■ **Data tied to figure images**:
>> START

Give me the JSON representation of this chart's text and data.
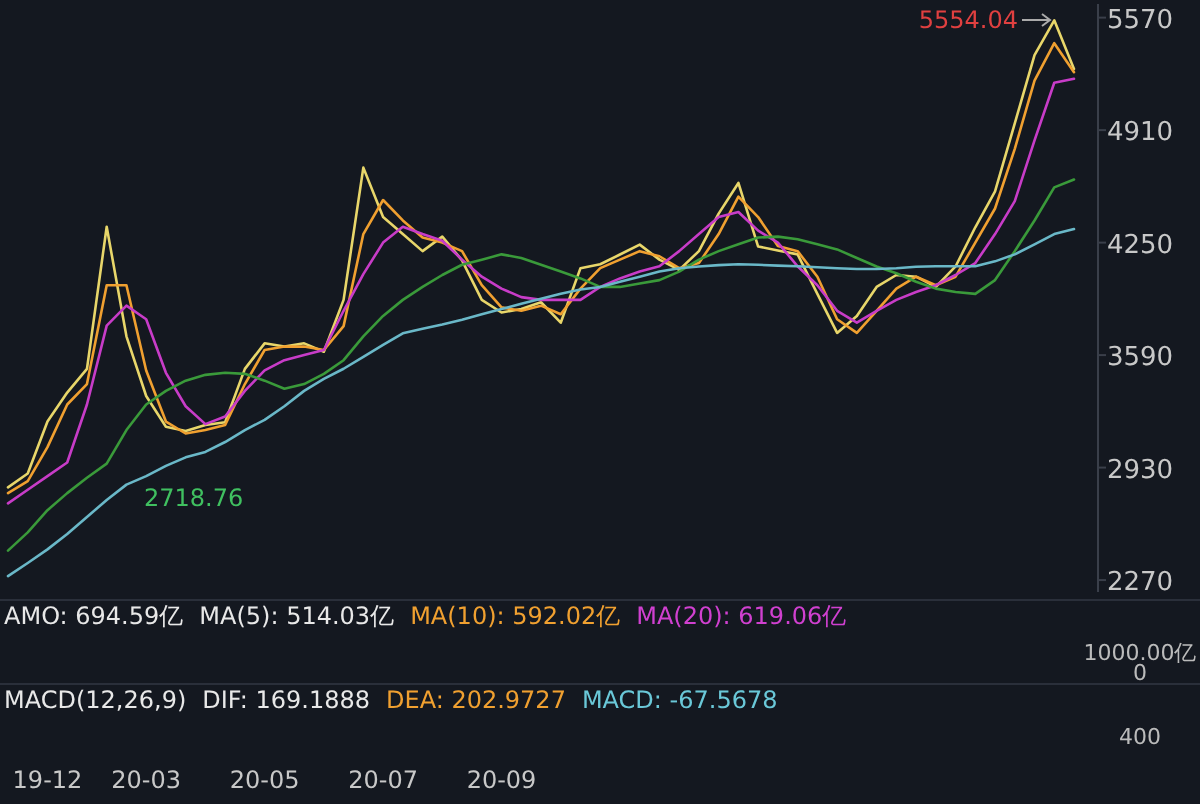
{
  "chart_data": [
    {
      "type": "line",
      "categories": [
        null,
        null,
        "19-12",
        null,
        null,
        null,
        null,
        "20-03",
        null,
        null,
        null,
        null,
        null,
        "20-05",
        null,
        null,
        null,
        null,
        null,
        "20-07",
        null,
        null,
        null,
        null,
        null,
        "20-09",
        null,
        null,
        null,
        null,
        null,
        null,
        null,
        null,
        null,
        null,
        null,
        null,
        null,
        null,
        null,
        null,
        null,
        null,
        null,
        null,
        null,
        null,
        null,
        null,
        null,
        null,
        null,
        null,
        null
      ],
      "series": [
        {
          "color": "#e8d66a",
          "values": [
            2814,
            2895,
            3200,
            3370,
            3509,
            4343,
            3700,
            3350,
            3170,
            3145,
            3180,
            3196,
            3509,
            3659,
            3640,
            3659,
            3610,
            3914,
            4690,
            4400,
            4300,
            4200,
            4285,
            4146,
            3914,
            3840,
            3860,
            3900,
            3780,
            4100,
            4123,
            4180,
            4238,
            4150,
            4090,
            4200,
            4420,
            4600,
            4227,
            4204,
            4181,
            3949,
            3720,
            3820,
            3990,
            4060,
            4050,
            3990,
            4110,
            4340,
            4550,
            4950,
            5350,
            5554,
            5269
          ]
        },
        {
          "color": "#f0a030",
          "values": [
            2780,
            2850,
            3050,
            3300,
            3420,
            4000,
            4000,
            3500,
            3200,
            3130,
            3150,
            3180,
            3420,
            3620,
            3640,
            3640,
            3620,
            3760,
            4300,
            4500,
            4380,
            4280,
            4250,
            4200,
            4000,
            3870,
            3850,
            3880,
            3830,
            3980,
            4100,
            4150,
            4200,
            4170,
            4100,
            4130,
            4300,
            4520,
            4400,
            4230,
            4200,
            4050,
            3800,
            3720,
            3850,
            3980,
            4050,
            4000,
            4050,
            4250,
            4450,
            4800,
            5200,
            5420,
            5250
          ]
        },
        {
          "color": "#c83cc8",
          "values": [
            2720,
            2800,
            2880,
            2960,
            3300,
            3763,
            3880,
            3800,
            3486,
            3290,
            3185,
            3230,
            3380,
            3500,
            3560,
            3590,
            3620,
            3850,
            4065,
            4250,
            4343,
            4300,
            4261,
            4150,
            4050,
            3980,
            3930,
            3914,
            3914,
            3914,
            3990,
            4040,
            4080,
            4111,
            4200,
            4300,
            4400,
            4430,
            4320,
            4250,
            4111,
            4000,
            3850,
            3780,
            3850,
            3914,
            3960,
            4000,
            4060,
            4130,
            4300,
            4493,
            4850,
            5188,
            5211
          ]
        },
        {
          "color": "#3a9a3a",
          "values": [
            2443,
            2550,
            2680,
            2780,
            2870,
            2953,
            3150,
            3300,
            3380,
            3440,
            3474,
            3486,
            3480,
            3440,
            3393,
            3420,
            3480,
            3560,
            3700,
            3820,
            3914,
            3990,
            4060,
            4120,
            4150,
            4181,
            4160,
            4120,
            4080,
            4040,
            3990,
            3990,
            4010,
            4030,
            4080,
            4150,
            4200,
            4240,
            4280,
            4285,
            4270,
            4240,
            4210,
            4160,
            4110,
            4070,
            4020,
            3980,
            3960,
            3949,
            4030,
            4200,
            4380,
            4574,
            4620
          ]
        },
        {
          "color": "#6ab8c8",
          "values": [
            2293,
            2370,
            2450,
            2540,
            2640,
            2740,
            2830,
            2880,
            2940,
            2990,
            3022,
            3080,
            3150,
            3210,
            3290,
            3380,
            3450,
            3510,
            3580,
            3650,
            3718,
            3745,
            3770,
            3798,
            3830,
            3860,
            3891,
            3920,
            3950,
            3975,
            3990,
            4020,
            4050,
            4080,
            4100,
            4110,
            4118,
            4123,
            4120,
            4115,
            4111,
            4105,
            4100,
            4095,
            4095,
            4100,
            4108,
            4111,
            4111,
            4111,
            4140,
            4181,
            4240,
            4300,
            4330
          ]
        }
      ],
      "ylim": [
        2200,
        5650
      ],
      "yticks": [
        2270,
        2930,
        3590,
        4250,
        4910,
        5570
      ],
      "annotations": [
        "5554.04",
        "2718.76"
      ]
    },
    {
      "type": "other",
      "annotations": [
        "AMO: 694.59亿",
        "MA(5): 514.03亿",
        "MA(10): 592.02亿",
        "MA(20): 619.06亿",
        "1000.00亿",
        "0"
      ]
    },
    {
      "type": "other",
      "annotations": [
        "MACD(12,26,9)",
        "DIF: 169.1888",
        "DEA: 202.9727",
        "MACD: -67.5678",
        "400"
      ]
    }
  ]
}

>> END

■ **What is expected**:
Each line of the data should be quoted exactly, with pictures left out.

■ **Solution**:
Give me the JSON representation of this chart's text and data.
{
  "chart_data": [
    {
      "type": "line",
      "categories": [
        null,
        null,
        "19-12",
        null,
        null,
        null,
        null,
        "20-03",
        null,
        null,
        null,
        null,
        null,
        "20-05",
        null,
        null,
        null,
        null,
        null,
        "20-07",
        null,
        null,
        null,
        null,
        null,
        "20-09",
        null,
        null,
        null,
        null,
        null,
        null,
        null,
        null,
        null,
        null,
        null,
        null,
        null,
        null,
        null,
        null,
        null,
        null,
        null,
        null,
        null,
        null,
        null,
        null,
        null,
        null,
        null,
        null,
        null
      ],
      "series": [
        {
          "color": "#e8d66a",
          "values": [
            2814,
            2895,
            3200,
            3370,
            3509,
            4343,
            3700,
            3350,
            3170,
            3145,
            3180,
            3196,
            3509,
            3659,
            3640,
            3659,
            3610,
            3914,
            4690,
            4400,
            4300,
            4200,
            4285,
            4146,
            3914,
            3840,
            3860,
            3900,
            3780,
            4100,
            4123,
            4180,
            4238,
            4150,
            4090,
            4200,
            4420,
            4600,
            4227,
            4204,
            4181,
            3949,
            3720,
            3820,
            3990,
            4060,
            4050,
            3990,
            4110,
            4340,
            4550,
            4950,
            5350,
            5554,
            5269
          ]
        },
        {
          "color": "#f0a030",
          "values": [
            2780,
            2850,
            3050,
            3300,
            3420,
            4000,
            4000,
            3500,
            3200,
            3130,
            3150,
            3180,
            3420,
            3620,
            3640,
            3640,
            3620,
            3760,
            4300,
            4500,
            4380,
            4280,
            4250,
            4200,
            4000,
            3870,
            3850,
            3880,
            3830,
            3980,
            4100,
            4150,
            4200,
            4170,
            4100,
            4130,
            4300,
            4520,
            4400,
            4230,
            4200,
            4050,
            3800,
            3720,
            3850,
            3980,
            4050,
            4000,
            4050,
            4250,
            4450,
            4800,
            5200,
            5420,
            5250
          ]
        },
        {
          "color": "#c83cc8",
          "values": [
            2720,
            2800,
            2880,
            2960,
            3300,
            3763,
            3880,
            3800,
            3486,
            3290,
            3185,
            3230,
            3380,
            3500,
            3560,
            3590,
            3620,
            3850,
            4065,
            4250,
            4343,
            4300,
            4261,
            4150,
            4050,
            3980,
            3930,
            3914,
            3914,
            3914,
            3990,
            4040,
            4080,
            4111,
            4200,
            4300,
            4400,
            4430,
            4320,
            4250,
            4111,
            4000,
            3850,
            3780,
            3850,
            3914,
            3960,
            4000,
            4060,
            4130,
            4300,
            4493,
            4850,
            5188,
            5211
          ]
        },
        {
          "color": "#3a9a3a",
          "values": [
            2443,
            2550,
            2680,
            2780,
            2870,
            2953,
            3150,
            3300,
            3380,
            3440,
            3474,
            3486,
            3480,
            3440,
            3393,
            3420,
            3480,
            3560,
            3700,
            3820,
            3914,
            3990,
            4060,
            4120,
            4150,
            4181,
            4160,
            4120,
            4080,
            4040,
            3990,
            3990,
            4010,
            4030,
            4080,
            4150,
            4200,
            4240,
            4280,
            4285,
            4270,
            4240,
            4210,
            4160,
            4110,
            4070,
            4020,
            3980,
            3960,
            3949,
            4030,
            4200,
            4380,
            4574,
            4620
          ]
        },
        {
          "color": "#6ab8c8",
          "values": [
            2293,
            2370,
            2450,
            2540,
            2640,
            2740,
            2830,
            2880,
            2940,
            2990,
            3022,
            3080,
            3150,
            3210,
            3290,
            3380,
            3450,
            3510,
            3580,
            3650,
            3718,
            3745,
            3770,
            3798,
            3830,
            3860,
            3891,
            3920,
            3950,
            3975,
            3990,
            4020,
            4050,
            4080,
            4100,
            4110,
            4118,
            4123,
            4120,
            4115,
            4111,
            4105,
            4100,
            4095,
            4095,
            4100,
            4108,
            4111,
            4111,
            4111,
            4140,
            4181,
            4240,
            4300,
            4330
          ]
        }
      ],
      "ylim": [
        2200,
        5650
      ],
      "yticks": [
        2270,
        2930,
        3590,
        4250,
        4910,
        5570
      ],
      "annotations": [
        "5554.04",
        "2718.76"
      ]
    },
    {
      "type": "other",
      "annotations": [
        "AMO: 694.59亿",
        "MA(5): 514.03亿",
        "MA(10): 592.02亿",
        "MA(20): 619.06亿",
        "1000.00亿",
        "0"
      ]
    },
    {
      "type": "other",
      "annotations": [
        "MACD(12,26,9)",
        "DIF: 169.1888",
        "DEA: 202.9727",
        "MACD: -67.5678",
        "400"
      ]
    }
  ]
}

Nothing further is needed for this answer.